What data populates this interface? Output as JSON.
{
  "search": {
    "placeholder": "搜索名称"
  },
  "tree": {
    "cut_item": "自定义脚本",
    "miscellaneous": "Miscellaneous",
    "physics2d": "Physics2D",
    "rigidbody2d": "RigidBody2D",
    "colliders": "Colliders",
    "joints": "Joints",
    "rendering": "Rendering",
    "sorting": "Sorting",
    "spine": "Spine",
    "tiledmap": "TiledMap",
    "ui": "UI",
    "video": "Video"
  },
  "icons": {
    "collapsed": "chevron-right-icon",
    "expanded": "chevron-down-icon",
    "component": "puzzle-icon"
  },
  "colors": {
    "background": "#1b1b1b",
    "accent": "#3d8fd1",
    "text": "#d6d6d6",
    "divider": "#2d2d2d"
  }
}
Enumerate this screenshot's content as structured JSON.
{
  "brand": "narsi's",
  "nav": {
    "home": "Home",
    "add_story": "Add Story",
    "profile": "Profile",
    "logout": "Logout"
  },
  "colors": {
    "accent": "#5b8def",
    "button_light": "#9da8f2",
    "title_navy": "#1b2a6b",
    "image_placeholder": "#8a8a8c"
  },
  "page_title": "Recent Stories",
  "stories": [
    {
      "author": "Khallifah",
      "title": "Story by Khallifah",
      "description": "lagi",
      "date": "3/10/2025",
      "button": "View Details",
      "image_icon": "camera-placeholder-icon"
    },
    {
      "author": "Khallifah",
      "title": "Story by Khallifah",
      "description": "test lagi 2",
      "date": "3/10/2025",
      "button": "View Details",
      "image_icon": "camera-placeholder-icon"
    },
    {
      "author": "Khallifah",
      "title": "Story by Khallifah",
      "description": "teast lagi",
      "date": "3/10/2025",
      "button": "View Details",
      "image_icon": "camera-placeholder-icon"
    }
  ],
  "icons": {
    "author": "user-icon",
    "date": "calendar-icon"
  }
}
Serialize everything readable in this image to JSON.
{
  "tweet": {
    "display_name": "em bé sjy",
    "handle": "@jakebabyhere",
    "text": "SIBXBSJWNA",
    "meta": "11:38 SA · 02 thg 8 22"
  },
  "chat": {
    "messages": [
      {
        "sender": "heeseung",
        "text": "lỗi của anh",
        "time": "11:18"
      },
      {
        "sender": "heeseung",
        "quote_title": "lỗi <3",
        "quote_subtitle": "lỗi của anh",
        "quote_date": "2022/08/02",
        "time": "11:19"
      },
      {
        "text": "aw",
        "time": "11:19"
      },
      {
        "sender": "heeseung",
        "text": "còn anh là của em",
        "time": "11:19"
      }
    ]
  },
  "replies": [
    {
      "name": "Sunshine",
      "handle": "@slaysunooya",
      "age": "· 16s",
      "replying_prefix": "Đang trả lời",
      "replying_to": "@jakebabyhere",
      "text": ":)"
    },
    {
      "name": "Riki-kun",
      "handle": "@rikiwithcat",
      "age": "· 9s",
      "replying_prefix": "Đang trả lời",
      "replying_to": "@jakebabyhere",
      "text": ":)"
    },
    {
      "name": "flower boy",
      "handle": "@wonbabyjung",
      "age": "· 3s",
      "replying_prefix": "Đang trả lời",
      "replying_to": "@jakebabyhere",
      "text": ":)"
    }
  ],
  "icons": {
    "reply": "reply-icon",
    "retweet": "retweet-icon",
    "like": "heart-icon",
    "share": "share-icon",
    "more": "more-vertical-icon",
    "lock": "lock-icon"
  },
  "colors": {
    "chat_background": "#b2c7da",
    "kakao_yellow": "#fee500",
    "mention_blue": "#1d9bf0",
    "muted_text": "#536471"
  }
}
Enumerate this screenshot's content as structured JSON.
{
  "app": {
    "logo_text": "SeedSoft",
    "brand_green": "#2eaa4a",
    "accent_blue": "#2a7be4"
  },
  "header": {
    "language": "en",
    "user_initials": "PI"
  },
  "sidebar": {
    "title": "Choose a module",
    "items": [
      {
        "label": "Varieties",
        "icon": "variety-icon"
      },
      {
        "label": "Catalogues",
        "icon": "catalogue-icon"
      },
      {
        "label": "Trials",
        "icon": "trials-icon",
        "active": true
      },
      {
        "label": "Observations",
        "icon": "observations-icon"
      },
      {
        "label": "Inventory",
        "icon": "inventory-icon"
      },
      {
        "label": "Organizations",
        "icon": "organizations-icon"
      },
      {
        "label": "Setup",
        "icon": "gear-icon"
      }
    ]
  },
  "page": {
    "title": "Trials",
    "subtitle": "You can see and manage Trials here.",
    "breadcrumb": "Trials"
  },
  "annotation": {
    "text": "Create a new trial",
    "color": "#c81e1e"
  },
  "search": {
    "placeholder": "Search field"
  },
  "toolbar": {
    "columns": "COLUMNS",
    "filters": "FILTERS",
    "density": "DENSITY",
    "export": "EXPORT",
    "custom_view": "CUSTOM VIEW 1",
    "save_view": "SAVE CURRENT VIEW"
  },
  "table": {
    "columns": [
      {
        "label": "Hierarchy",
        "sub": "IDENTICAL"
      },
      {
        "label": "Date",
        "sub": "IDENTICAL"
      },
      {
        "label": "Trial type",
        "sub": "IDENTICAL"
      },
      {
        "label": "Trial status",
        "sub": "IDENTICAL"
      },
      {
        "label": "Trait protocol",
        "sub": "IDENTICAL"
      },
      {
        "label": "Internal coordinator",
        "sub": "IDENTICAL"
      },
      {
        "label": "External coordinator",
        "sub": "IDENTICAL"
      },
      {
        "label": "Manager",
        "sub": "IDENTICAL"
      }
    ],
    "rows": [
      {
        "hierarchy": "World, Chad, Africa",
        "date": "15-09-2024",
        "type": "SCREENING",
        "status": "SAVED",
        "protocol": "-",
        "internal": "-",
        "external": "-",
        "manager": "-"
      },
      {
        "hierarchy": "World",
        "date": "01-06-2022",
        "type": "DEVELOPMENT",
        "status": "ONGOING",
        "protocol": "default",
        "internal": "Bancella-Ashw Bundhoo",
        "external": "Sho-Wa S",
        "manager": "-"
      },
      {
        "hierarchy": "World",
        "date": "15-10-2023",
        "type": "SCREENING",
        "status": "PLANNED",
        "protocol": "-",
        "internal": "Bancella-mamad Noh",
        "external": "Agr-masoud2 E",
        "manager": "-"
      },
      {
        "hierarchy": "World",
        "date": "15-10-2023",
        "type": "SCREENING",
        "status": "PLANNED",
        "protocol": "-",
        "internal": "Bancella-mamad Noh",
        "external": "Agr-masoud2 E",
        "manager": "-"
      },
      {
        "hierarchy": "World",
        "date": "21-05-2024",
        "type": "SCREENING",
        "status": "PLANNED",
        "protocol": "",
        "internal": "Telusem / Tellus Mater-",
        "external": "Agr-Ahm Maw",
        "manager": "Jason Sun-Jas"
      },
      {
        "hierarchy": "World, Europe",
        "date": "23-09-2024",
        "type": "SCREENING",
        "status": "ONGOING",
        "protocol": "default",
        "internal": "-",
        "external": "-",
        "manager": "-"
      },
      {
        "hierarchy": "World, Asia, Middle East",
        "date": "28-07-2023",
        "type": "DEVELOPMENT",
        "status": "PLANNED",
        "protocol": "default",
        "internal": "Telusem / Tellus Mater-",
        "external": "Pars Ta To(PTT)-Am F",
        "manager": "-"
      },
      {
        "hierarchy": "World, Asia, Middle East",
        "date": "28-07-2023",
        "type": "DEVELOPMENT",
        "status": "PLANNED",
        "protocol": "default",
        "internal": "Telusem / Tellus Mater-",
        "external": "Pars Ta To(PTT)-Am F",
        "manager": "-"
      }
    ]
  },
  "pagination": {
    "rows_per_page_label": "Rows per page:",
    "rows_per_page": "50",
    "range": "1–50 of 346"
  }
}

——————

Your task is to repeat every line exactly.

What data populates this interface? Output as JSON.
{
  "search": {
    "placeholder": "搜索名称"
  },
  "tree": {
    "cut_item": "自定义脚本",
    "miscellaneous": "Miscellaneous",
    "physics2d": "Physics2D",
    "rigidbody2d": "RigidBody2D",
    "colliders": "Colliders",
    "joints": "Joints",
    "rendering": "Rendering",
    "sorting": "Sorting",
    "spine": "Spine",
    "tiledmap": "TiledMap",
    "ui": "UI",
    "video": "Video"
  },
  "icons": {
    "collapsed": "chevron-right-icon",
    "expanded": "chevron-down-icon",
    "component": "puzzle-icon"
  },
  "colors": {
    "background": "#1b1b1b",
    "accent": "#3d8fd1",
    "text": "#d6d6d6",
    "divider": "#2d2d2d"
  }
}
Enumerate this screenshot's content as structured JSON.
{
  "brand": "narsi's",
  "nav": {
    "home": "Home",
    "add_story": "Add Story",
    "profile": "Profile",
    "logout": "Logout"
  },
  "colors": {
    "accent": "#5b8def",
    "button_light": "#9da8f2",
    "title_navy": "#1b2a6b",
    "image_placeholder": "#8a8a8c"
  },
  "page_title": "Recent Stories",
  "stories": [
    {
      "author": "Khallifah",
      "title": "Story by Khallifah",
      "description": "lagi",
      "date": "3/10/2025",
      "button": "View Details",
      "image_icon": "camera-placeholder-icon"
    },
    {
      "author": "Khallifah",
      "title": "Story by Khallifah",
      "description": "test lagi 2",
      "date": "3/10/2025",
      "button": "View Details",
      "image_icon": "camera-placeholder-icon"
    },
    {
      "author": "Khallifah",
      "title": "Story by Khallifah",
      "description": "teast lagi",
      "date": "3/10/2025",
      "button": "View Details",
      "image_icon": "camera-placeholder-icon"
    }
  ],
  "icons": {
    "author": "user-icon",
    "date": "calendar-icon"
  }
}
Serialize everything readable in this image to JSON.
{
  "tweet": {
    "display_name": "em bé sjy",
    "handle": "@jakebabyhere",
    "text": "SIBXBSJWNA",
    "meta": "11:38 SA · 02 thg 8 22"
  },
  "chat": {
    "messages": [
      {
        "sender": "heeseung",
        "text": "lỗi của anh",
        "time": "11:18"
      },
      {
        "sender": "heeseung",
        "quote_title": "lỗi <3",
        "quote_subtitle": "lỗi của anh",
        "quote_date": "2022/08/02",
        "time": "11:19"
      },
      {
        "text": "aw",
        "time": "11:19"
      },
      {
        "sender": "heeseung",
        "text": "còn anh là của em",
        "time": "11:19"
      }
    ]
  },
  "replies": [
    {
      "name": "Sunshine",
      "handle": "@slaysunooya",
      "age": "· 16s",
      "replying_prefix": "Đang trả lời",
      "replying_to": "@jakebabyhere",
      "text": ":)"
    },
    {
      "name": "Riki-kun",
      "handle": "@rikiwithcat",
      "age": "· 9s",
      "replying_prefix": "Đang trả lời",
      "replying_to": "@jakebabyhere",
      "text": ":)"
    },
    {
      "name": "flower boy",
      "handle": "@wonbabyjung",
      "age": "· 3s",
      "replying_prefix": "Đang trả lời",
      "replying_to": "@jakebabyhere",
      "text": ":)"
    }
  ],
  "icons": {
    "reply": "reply-icon",
    "retweet": "retweet-icon",
    "like": "heart-icon",
    "share": "share-icon",
    "more": "more-vertical-icon",
    "lock": "lock-icon"
  },
  "colors": {
    "chat_background": "#b2c7da",
    "kakao_yellow": "#fee500",
    "mention_blue": "#1d9bf0",
    "muted_text": "#536471"
  }
}
Enumerate this screenshot's content as structured JSON.
{
  "app": {
    "logo_text": "SeedSoft",
    "brand_green": "#2eaa4a",
    "accent_blue": "#2a7be4"
  },
  "header": {
    "language": "en",
    "user_initials": "PI"
  },
  "sidebar": {
    "title": "Choose a module",
    "items": [
      {
        "label": "Varieties",
        "icon": "variety-icon"
      },
      {
        "label": "Catalogues",
        "icon": "catalogue-icon"
      },
      {
        "label": "Trials",
        "icon": "trials-icon",
        "active": true
      },
      {
        "label": "Observations",
        "icon": "observations-icon"
      },
      {
        "label": "Inventory",
        "icon": "inventory-icon"
      },
      {
        "label": "Organizations",
        "icon": "organizations-icon"
      },
      {
        "label": "Setup",
        "icon": "gear-icon"
      }
    ]
  },
  "page": {
    "title": "Trials",
    "subtitle": "You can see and manage Trials here.",
    "breadcrumb": "Trials"
  },
  "annotation": {
    "text": "Create a new trial",
    "color": "#c81e1e"
  },
  "search": {
    "placeholder": "Search field"
  },
  "toolbar": {
    "columns": "COLUMNS",
    "filters": "FILTERS",
    "density": "DENSITY",
    "export": "EXPORT",
    "custom_view": "CUSTOM VIEW 1",
    "save_view": "SAVE CURRENT VIEW"
  },
  "table": {
    "columns": [
      {
        "label": "Hierarchy",
        "sub": "IDENTICAL"
      },
      {
        "label": "Date",
        "sub": "IDENTICAL"
      },
      {
        "label": "Trial type",
        "sub": "IDENTICAL"
      },
      {
        "label": "Trial status",
        "sub": "IDENTICAL"
      },
      {
        "label": "Trait protocol",
        "sub": "IDENTICAL"
      },
      {
        "label": "Internal coordinator",
        "sub": "IDENTICAL"
      },
      {
        "label": "External coordinator",
        "sub": "IDENTICAL"
      },
      {
        "label": "Manager",
        "sub": "IDENTICAL"
      }
    ],
    "rows": [
      {
        "hierarchy": "World, Chad, Africa",
        "date": "15-09-2024",
        "type": "SCREENING",
        "status": "SAVED",
        "protocol": "-",
        "internal": "-",
        "external": "-",
        "manager": "-"
      },
      {
        "hierarchy": "World",
        "date": "01-06-2022",
        "type": "DEVELOPMENT",
        "status": "ONGOING",
        "protocol": "default",
        "internal": "Bancella-Ashw Bundhoo",
        "external": "Sho-Wa S",
        "manager": "-"
      },
      {
        "hierarchy": "World",
        "date": "15-10-2023",
        "type": "SCREENING",
        "status": "PLANNED",
        "protocol": "-",
        "internal": "Bancella-mamad Noh",
        "external": "Agr-masoud2 E",
        "manager": "-"
      },
      {
        "hierarchy": "World",
        "date": "15-10-2023",
        "type": "SCREENING",
        "status": "PLANNED",
        "protocol": "-",
        "internal": "Bancella-mamad Noh",
        "external": "Agr-masoud2 E",
        "manager": "-"
      },
      {
        "hierarchy": "World",
        "date": "21-05-2024",
        "type": "SCREENING",
        "status": "PLANNED",
        "protocol": "",
        "internal": "Telusem / Tellus Mater-",
        "external": "Agr-Ahm Maw",
        "manager": "Jason Sun-Jas"
      },
      {
        "hierarchy": "World, Europe",
        "date": "23-09-2024",
        "type": "SCREENING",
        "status": "ONGOING",
        "protocol": "default",
        "internal": "-",
        "external": "-",
        "manager": "-"
      },
      {
        "hierarchy": "World, Asia, Middle East",
        "date": "28-07-2023",
        "type": "DEVELOPMENT",
        "status": "PLANNED",
        "protocol": "default",
        "internal": "Telusem / Tellus Mater-",
        "external": "Pars Ta To(PTT)-Am F",
        "manager": "-"
      },
      {
        "hierarchy": "World, Asia, Middle East",
        "date": "28-07-2023",
        "type": "DEVELOPMENT",
        "status": "PLANNED",
        "protocol": "default",
        "internal": "Telusem / Tellus Mater-",
        "external": "Pars Ta To(PTT)-Am F",
        "manager": "-"
      }
    ]
  },
  "pagination": {
    "rows_per_page_label": "Rows per page:",
    "rows_per_page": "50",
    "range": "1–50 of 346"
  }
}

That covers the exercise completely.